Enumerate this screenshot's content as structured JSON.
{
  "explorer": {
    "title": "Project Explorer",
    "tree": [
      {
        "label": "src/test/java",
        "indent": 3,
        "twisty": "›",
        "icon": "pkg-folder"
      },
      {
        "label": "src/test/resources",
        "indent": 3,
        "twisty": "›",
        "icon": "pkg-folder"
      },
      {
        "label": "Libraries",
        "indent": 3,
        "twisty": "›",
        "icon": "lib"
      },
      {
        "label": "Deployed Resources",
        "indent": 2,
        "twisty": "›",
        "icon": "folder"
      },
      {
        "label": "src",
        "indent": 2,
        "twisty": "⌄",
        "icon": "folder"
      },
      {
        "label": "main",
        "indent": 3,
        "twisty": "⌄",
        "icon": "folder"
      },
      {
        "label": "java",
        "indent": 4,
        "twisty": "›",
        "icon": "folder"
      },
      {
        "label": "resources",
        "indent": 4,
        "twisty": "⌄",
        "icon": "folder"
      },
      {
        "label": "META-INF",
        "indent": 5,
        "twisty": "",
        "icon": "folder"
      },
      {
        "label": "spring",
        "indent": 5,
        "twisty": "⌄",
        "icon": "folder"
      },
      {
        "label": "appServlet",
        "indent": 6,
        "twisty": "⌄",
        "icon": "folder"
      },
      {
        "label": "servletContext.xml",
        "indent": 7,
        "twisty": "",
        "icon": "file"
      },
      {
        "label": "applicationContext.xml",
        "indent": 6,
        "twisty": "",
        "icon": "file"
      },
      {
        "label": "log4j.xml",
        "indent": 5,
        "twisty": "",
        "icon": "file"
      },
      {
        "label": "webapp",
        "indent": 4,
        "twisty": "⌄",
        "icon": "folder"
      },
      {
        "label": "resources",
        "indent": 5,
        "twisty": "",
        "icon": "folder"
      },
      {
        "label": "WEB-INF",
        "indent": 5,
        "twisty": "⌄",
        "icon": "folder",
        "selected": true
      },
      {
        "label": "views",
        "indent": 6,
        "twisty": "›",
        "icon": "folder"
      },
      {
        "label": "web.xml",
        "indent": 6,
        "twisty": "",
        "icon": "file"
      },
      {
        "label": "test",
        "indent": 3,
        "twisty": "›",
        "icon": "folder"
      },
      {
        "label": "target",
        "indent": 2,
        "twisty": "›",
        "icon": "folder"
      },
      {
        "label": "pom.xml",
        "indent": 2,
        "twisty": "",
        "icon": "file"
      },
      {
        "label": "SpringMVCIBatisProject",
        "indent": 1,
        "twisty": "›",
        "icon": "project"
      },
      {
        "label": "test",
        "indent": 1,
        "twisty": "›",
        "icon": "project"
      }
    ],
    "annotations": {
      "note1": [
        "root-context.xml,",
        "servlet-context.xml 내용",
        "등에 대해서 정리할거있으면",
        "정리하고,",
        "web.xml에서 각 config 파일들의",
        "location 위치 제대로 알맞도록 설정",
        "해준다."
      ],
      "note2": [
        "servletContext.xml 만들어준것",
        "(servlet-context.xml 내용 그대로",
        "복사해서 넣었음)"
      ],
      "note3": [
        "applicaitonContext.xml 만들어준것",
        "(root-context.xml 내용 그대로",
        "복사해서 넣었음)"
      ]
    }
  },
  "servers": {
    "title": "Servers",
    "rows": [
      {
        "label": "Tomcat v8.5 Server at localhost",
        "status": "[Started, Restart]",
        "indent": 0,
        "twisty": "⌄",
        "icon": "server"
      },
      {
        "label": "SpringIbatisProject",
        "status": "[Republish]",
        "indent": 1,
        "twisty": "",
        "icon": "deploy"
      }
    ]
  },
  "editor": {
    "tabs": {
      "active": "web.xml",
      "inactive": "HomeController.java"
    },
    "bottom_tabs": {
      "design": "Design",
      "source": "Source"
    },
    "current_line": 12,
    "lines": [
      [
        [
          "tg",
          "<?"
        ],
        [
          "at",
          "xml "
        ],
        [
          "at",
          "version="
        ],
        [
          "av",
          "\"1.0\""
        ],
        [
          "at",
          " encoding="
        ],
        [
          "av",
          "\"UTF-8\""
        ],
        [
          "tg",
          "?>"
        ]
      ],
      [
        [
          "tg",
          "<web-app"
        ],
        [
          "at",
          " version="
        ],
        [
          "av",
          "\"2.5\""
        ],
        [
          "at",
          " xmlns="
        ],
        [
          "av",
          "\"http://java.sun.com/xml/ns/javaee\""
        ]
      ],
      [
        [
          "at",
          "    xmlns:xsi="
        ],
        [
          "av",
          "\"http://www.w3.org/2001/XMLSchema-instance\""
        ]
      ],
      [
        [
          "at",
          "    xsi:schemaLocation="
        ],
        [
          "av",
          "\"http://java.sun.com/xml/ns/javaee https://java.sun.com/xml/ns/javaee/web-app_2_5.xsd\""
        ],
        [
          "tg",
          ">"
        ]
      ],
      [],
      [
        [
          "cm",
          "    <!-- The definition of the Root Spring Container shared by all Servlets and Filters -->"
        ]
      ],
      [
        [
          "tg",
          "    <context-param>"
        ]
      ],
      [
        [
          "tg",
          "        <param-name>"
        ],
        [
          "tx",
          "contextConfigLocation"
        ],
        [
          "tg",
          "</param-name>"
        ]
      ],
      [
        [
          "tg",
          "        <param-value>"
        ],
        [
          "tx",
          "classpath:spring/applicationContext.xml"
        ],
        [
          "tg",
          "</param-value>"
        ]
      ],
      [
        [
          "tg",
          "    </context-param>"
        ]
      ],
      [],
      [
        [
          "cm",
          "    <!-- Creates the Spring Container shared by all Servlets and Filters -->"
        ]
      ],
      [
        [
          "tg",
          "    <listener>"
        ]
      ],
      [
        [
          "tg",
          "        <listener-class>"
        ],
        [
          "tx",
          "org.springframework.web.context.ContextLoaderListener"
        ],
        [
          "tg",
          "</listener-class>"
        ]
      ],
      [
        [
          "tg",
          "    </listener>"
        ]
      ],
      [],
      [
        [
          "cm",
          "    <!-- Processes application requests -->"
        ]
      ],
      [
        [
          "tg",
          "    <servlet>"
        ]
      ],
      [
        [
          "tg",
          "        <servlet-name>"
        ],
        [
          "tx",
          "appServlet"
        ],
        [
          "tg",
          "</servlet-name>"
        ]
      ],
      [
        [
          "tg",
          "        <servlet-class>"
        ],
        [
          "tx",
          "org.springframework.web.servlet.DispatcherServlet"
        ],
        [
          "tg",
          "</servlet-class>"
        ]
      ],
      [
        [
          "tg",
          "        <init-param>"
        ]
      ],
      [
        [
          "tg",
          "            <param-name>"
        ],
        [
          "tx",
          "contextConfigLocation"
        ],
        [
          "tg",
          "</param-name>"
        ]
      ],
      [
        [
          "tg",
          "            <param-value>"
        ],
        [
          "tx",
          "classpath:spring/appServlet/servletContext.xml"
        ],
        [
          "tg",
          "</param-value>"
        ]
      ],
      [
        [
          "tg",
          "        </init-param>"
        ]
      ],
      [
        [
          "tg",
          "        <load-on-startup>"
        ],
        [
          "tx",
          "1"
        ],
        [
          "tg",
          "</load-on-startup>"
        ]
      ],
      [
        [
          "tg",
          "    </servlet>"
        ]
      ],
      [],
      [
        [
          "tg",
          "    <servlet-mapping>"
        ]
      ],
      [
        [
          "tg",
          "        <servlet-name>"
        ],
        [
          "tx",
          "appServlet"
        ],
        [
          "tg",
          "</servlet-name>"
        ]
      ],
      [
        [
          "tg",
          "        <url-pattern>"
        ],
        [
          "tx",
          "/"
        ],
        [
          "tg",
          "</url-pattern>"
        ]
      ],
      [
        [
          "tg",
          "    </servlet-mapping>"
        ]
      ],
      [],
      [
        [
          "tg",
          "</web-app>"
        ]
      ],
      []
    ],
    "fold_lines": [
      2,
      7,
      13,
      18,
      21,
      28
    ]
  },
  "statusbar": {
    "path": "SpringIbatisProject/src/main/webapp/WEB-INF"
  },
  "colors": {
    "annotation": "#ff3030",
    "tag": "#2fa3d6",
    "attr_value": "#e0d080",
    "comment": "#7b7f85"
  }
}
____
WRITTEN EXERCISE. In the listing above, find the lines holding the word "javaee" and copy them.

COMPLETE OUTPUT.
          "\"http://java.sun.com/xml/ns/javaee\""
          "\"http://java.sun.com/xml/ns/javaee https://java.sun.com/xml/ns/javaee/web-app_2_5.xsd\""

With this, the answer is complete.